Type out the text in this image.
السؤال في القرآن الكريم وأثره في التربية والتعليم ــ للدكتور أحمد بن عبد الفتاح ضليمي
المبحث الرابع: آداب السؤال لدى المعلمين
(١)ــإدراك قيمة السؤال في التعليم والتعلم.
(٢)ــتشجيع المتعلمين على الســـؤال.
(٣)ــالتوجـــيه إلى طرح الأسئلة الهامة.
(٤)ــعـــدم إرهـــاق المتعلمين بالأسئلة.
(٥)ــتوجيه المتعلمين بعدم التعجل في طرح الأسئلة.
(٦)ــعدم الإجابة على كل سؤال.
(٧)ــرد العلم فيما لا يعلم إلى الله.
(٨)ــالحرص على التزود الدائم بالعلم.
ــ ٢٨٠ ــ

= = = =

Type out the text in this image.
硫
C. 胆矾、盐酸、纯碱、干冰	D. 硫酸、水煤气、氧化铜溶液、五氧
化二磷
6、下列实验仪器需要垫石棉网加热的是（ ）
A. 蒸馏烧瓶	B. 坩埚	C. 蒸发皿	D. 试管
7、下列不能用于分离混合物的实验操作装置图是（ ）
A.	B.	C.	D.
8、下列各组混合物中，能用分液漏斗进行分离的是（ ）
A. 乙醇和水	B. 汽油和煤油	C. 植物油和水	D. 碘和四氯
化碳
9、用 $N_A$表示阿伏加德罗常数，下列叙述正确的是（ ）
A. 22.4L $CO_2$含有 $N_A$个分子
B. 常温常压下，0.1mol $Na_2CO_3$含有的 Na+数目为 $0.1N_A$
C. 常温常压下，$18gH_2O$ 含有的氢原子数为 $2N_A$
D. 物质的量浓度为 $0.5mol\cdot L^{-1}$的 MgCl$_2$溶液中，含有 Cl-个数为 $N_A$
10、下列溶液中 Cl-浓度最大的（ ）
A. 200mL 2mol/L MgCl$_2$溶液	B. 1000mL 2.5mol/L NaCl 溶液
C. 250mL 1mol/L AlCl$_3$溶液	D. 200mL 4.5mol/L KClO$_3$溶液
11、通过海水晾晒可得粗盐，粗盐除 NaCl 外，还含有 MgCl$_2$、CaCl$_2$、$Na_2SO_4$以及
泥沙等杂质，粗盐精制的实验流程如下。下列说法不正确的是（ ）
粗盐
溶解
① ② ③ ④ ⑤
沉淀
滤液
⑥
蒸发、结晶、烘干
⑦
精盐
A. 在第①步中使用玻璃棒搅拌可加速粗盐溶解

= = = =

**Task directions:** Single out each line of the records above with the string "السؤال" in it, and copy it.

**Solved problem:**
السؤال في القرآن الكريم وأثره في التربية والتعليم ــ للدكتور أحمد بن عبد الفتاح ضليمي
المبحث الرابع: آداب السؤال لدى المعلمين
(١)ــإدراك قيمة السؤال في التعليم والتعلم.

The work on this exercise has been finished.